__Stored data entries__
=====
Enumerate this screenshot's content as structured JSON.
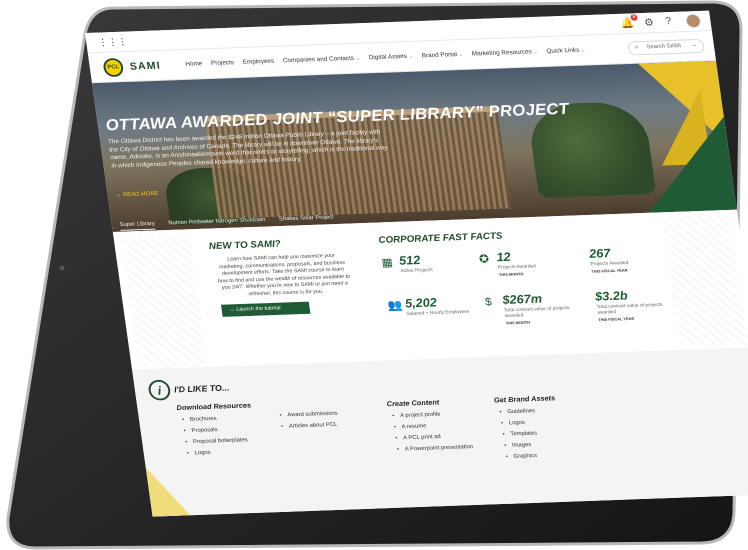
{
  "topbar": {
    "grid_icon": "grid-icon",
    "bell_badge": "9"
  },
  "nav": {
    "logo_text": "PCL",
    "brand": "SAMI",
    "links": [
      "Home",
      "Projects",
      "Employees",
      "Companies and Contacts",
      "Digital Assets",
      "Brand Portal",
      "Marketing Resources",
      "Quick Links"
    ],
    "search_placeholder": "Search SAMI"
  },
  "hero": {
    "title": "OTTAWA AWARDED JOINT “SUPER LIBRARY” PROJECT",
    "body": "The Ottawa District has been awarded the $248 million Ottawa Public Library – a joint facility with the City of Ottawa and Archives of Canada. The library will be in downtown Ottawa. The library’s name, Adisoke, is an Anishinaabemowin word that refers to storytelling, which is the traditional way in which Indigenous Peoples shared knowledge, culture and history.",
    "read_more": "READ MORE",
    "tabs": [
      "Super Library",
      "Nutrien Redwater Nitrogen Shutdown",
      "Shakes Solar Project"
    ]
  },
  "new_to_sami": {
    "title": "NEW TO SAMI?",
    "body": "Learn how SAMI can help you maximize your marketing, communications, proposals, and business development efforts. Take the SAMI course to learn how to find and use the wealth of resources available to you 24/7. Whether you’re new to SAMI or just need a refresher, this course is for you.",
    "button": "Launch the tutorial"
  },
  "fast_facts": {
    "title": "CORPORATE FAST FACTS",
    "items": [
      {
        "value": "512",
        "label": "Active Projects",
        "sub": ""
      },
      {
        "value": "12",
        "label": "Projects Awarded",
        "sub": "THIS MONTH"
      },
      {
        "value": "267",
        "label": "Projects Awarded",
        "sub": "THIS FISCAL YEAR"
      },
      {
        "value": "5,202",
        "label": "Salaried + Hourly Employees",
        "sub": ""
      },
      {
        "value": "$267m",
        "label": "Total contract value of projects awarded",
        "sub": "THIS MONTH"
      },
      {
        "value": "$3.2b",
        "label": "Total contract value of projects awarded",
        "sub": "THIS FISCAL YEAR"
      }
    ]
  },
  "like_to": {
    "title": "I'D LIKE TO...",
    "download": {
      "title": "Download Resources",
      "col1": [
        "Brochures",
        "Proposals",
        "Proposal boilerplates",
        "Logos"
      ],
      "col2": [
        "Award submissions",
        "Articles about PCL"
      ]
    },
    "create": {
      "title": "Create Content",
      "items": [
        "A project profile",
        "A resume",
        "A PCL print ad",
        "A Powerpoint presentation"
      ]
    },
    "brand": {
      "title": "Get Brand Assets",
      "items": [
        "Guidelines",
        "Logos",
        "Templates",
        "Images",
        "Graphics"
      ]
    }
  }
}
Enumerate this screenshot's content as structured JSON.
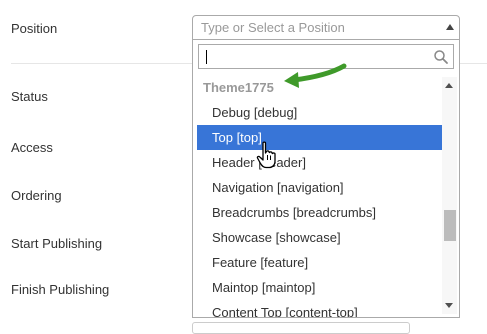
{
  "form": {
    "labels": {
      "position": "Position",
      "status": "Status",
      "access": "Access",
      "ordering": "Ordering",
      "start_publishing": "Start Publishing",
      "finish_publishing": "Finish Publishing"
    }
  },
  "position_select": {
    "placeholder": "Type or Select a Position",
    "search_value": "",
    "group_label": "Theme1775",
    "options": [
      {
        "label": "Debug [debug]"
      },
      {
        "label": "Top [top]"
      },
      {
        "label": "Header [header]"
      },
      {
        "label": "Navigation [navigation]"
      },
      {
        "label": "Breadcrumbs [breadcrumbs]"
      },
      {
        "label": "Showcase [showcase]"
      },
      {
        "label": "Feature [feature]"
      },
      {
        "label": "Maintop [maintop]"
      },
      {
        "label": "Content Top [content-top]"
      }
    ],
    "highlighted_index": 1
  },
  "icons": {
    "search": "search-icon",
    "caret_up": "chevron-up-icon",
    "scroll_up": "scroll-up-arrow-icon",
    "scroll_down": "scroll-down-arrow-icon",
    "pointer": "hand-pointer-cursor",
    "annotation_arrow": "green-arrow-annotation"
  },
  "colors": {
    "highlight": "#3875d7",
    "annotation_arrow": "#3f9a2a"
  }
}
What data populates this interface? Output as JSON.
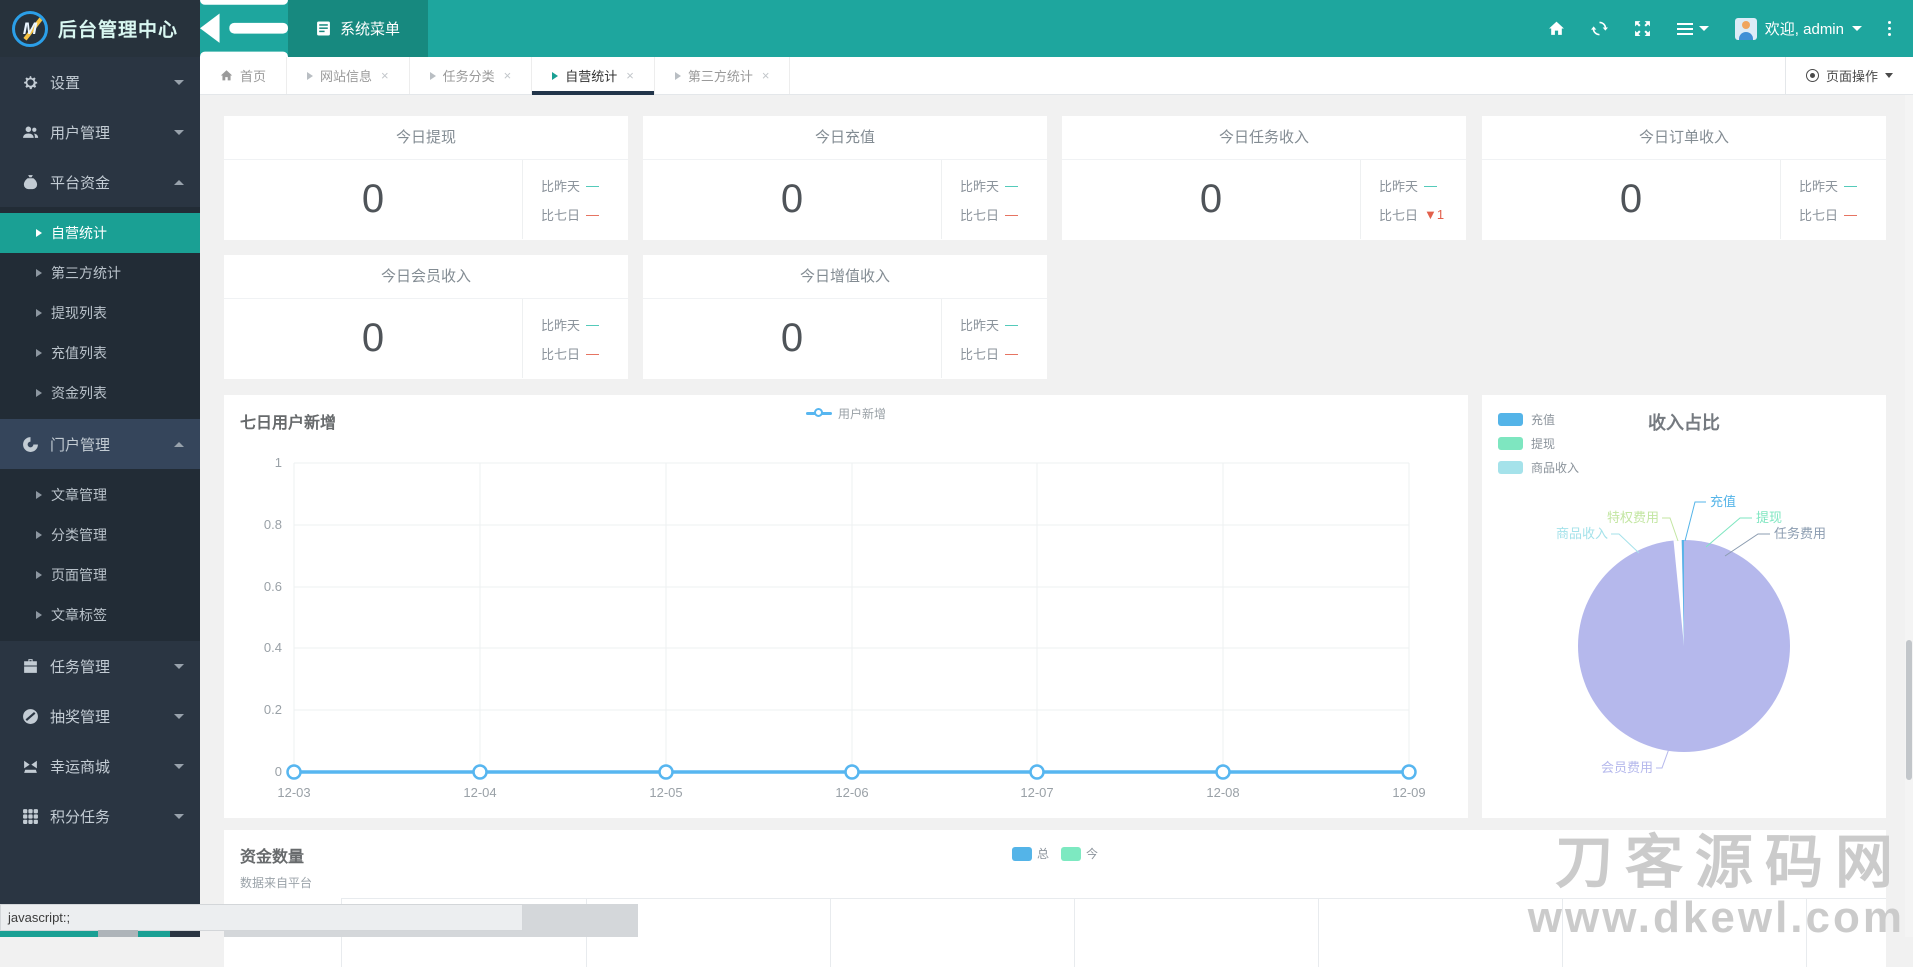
{
  "app": {
    "title": "后台管理中心"
  },
  "header": {
    "menu_label": "系统菜单",
    "welcome": "欢迎, admin"
  },
  "tabbar": {
    "tabs": [
      {
        "label": "首页"
      },
      {
        "label": "网站信息",
        "close": "×"
      },
      {
        "label": "任务分类",
        "close": "×"
      },
      {
        "label": "自营统计",
        "close": "×"
      },
      {
        "label": "第三方统计",
        "close": "×"
      }
    ],
    "page_actions": "页面操作"
  },
  "sidebar": {
    "items": [
      {
        "label": "设置"
      },
      {
        "label": "用户管理"
      },
      {
        "label": "平台资金",
        "children": [
          {
            "label": "自营统计"
          },
          {
            "label": "第三方统计"
          },
          {
            "label": "提现列表"
          },
          {
            "label": "充值列表"
          },
          {
            "label": "资金列表"
          }
        ]
      },
      {
        "label": "门户管理",
        "children": [
          {
            "label": "文章管理"
          },
          {
            "label": "分类管理"
          },
          {
            "label": "页面管理"
          },
          {
            "label": "文章标签"
          }
        ]
      },
      {
        "label": "任务管理"
      },
      {
        "label": "抽奖管理"
      },
      {
        "label": "幸运商城"
      },
      {
        "label": "积分任务"
      }
    ]
  },
  "stat_cards": [
    {
      "title": "今日提现",
      "value": "0",
      "yesterday_label": "比昨天",
      "yesterday_delta": "—",
      "week_label": "比七日",
      "week_delta": "—"
    },
    {
      "title": "今日充值",
      "value": "0",
      "yesterday_label": "比昨天",
      "yesterday_delta": "—",
      "week_label": "比七日",
      "week_delta": "—"
    },
    {
      "title": "今日任务收入",
      "value": "0",
      "yesterday_label": "比昨天",
      "yesterday_delta": "—",
      "week_label": "比七日",
      "week_delta": "▼1"
    },
    {
      "title": "今日订单收入",
      "value": "0",
      "yesterday_label": "比昨天",
      "yesterday_delta": "—",
      "week_label": "比七日",
      "week_delta": "—"
    },
    {
      "title": "今日会员收入",
      "value": "0",
      "yesterday_label": "比昨天",
      "yesterday_delta": "—",
      "week_label": "比七日",
      "week_delta": "—"
    },
    {
      "title": "今日增值收入",
      "value": "0",
      "yesterday_label": "比昨天",
      "yesterday_delta": "—",
      "week_label": "比七日",
      "week_delta": "—"
    }
  ],
  "line_chart": {
    "title": "七日用户新增",
    "legend": "用户新增",
    "x_labels": [
      "12-03",
      "12-04",
      "12-05",
      "12-06",
      "12-07",
      "12-08",
      "12-09"
    ],
    "y_ticks": [
      "1",
      "0.8",
      "0.6",
      "0.4",
      "0.2",
      "0"
    ],
    "line_color": "#57b6f0"
  },
  "pie_chart": {
    "title": "收入占比",
    "legend": [
      {
        "label": "充值",
        "color": "#54b4e8"
      },
      {
        "label": "提现",
        "color": "#7ee6c0"
      },
      {
        "label": "商品收入",
        "color": "#a5e2ea"
      }
    ],
    "labels": {
      "recharge": "充值",
      "withdraw": "提现",
      "task_fee": "任务费用",
      "privilege_fee": "特权费用",
      "goods_income": "商品收入",
      "member_fee": "会员费用"
    }
  },
  "funds": {
    "title": "资金数量",
    "subtitle": "数据来自平台",
    "legend": [
      {
        "label": "总",
        "color": "#54b4e8"
      },
      {
        "label": "今",
        "color": "#7de9c1"
      }
    ]
  },
  "watermark": {
    "line1": "刀客源码网",
    "line2": "www.dkewl.com"
  },
  "status": {
    "text": "javascript:;"
  },
  "colors": {
    "header_teal": "#1ea69e",
    "active_menu_teal": "#1aa094",
    "delta_up_teal": "#3cc3b0",
    "delta_down_orange": "#e2604c",
    "pie_main": "#b5b8ec"
  },
  "chart_data": [
    {
      "type": "line",
      "title": "七日用户新增",
      "x": [
        "12-03",
        "12-04",
        "12-05",
        "12-06",
        "12-07",
        "12-08",
        "12-09"
      ],
      "series": [
        {
          "name": "用户新增",
          "values": [
            0,
            0,
            0,
            0,
            0,
            0,
            0
          ]
        }
      ],
      "ylim": [
        0,
        1
      ],
      "yticks": [
        0,
        0.2,
        0.4,
        0.6,
        0.8,
        1
      ],
      "grid": true,
      "legend_position": "top-center"
    },
    {
      "type": "pie",
      "title": "收入占比",
      "slices": [
        {
          "label": "充值",
          "value": 0.5,
          "color": "#54b4e8"
        },
        {
          "label": "提现",
          "value": 0.3,
          "color": "#7ee6c0"
        },
        {
          "label": "任务费用",
          "value": 0.3,
          "color": "#8b9cb0"
        },
        {
          "label": "特权费用",
          "value": 0.4,
          "color": "#c3e6a2"
        },
        {
          "label": "商品收入",
          "value": 0.4,
          "color": "#a5e2ea"
        },
        {
          "label": "会员费用",
          "value": 98.1,
          "color": "#b5b8ec"
        }
      ],
      "legend": [
        "充值",
        "提现",
        "商品收入"
      ],
      "legend_position": "top-left"
    }
  ]
}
=====
__Brief__
Report only the number of lines in the data above that contain "商品收入".

__Solution to the exercise__
4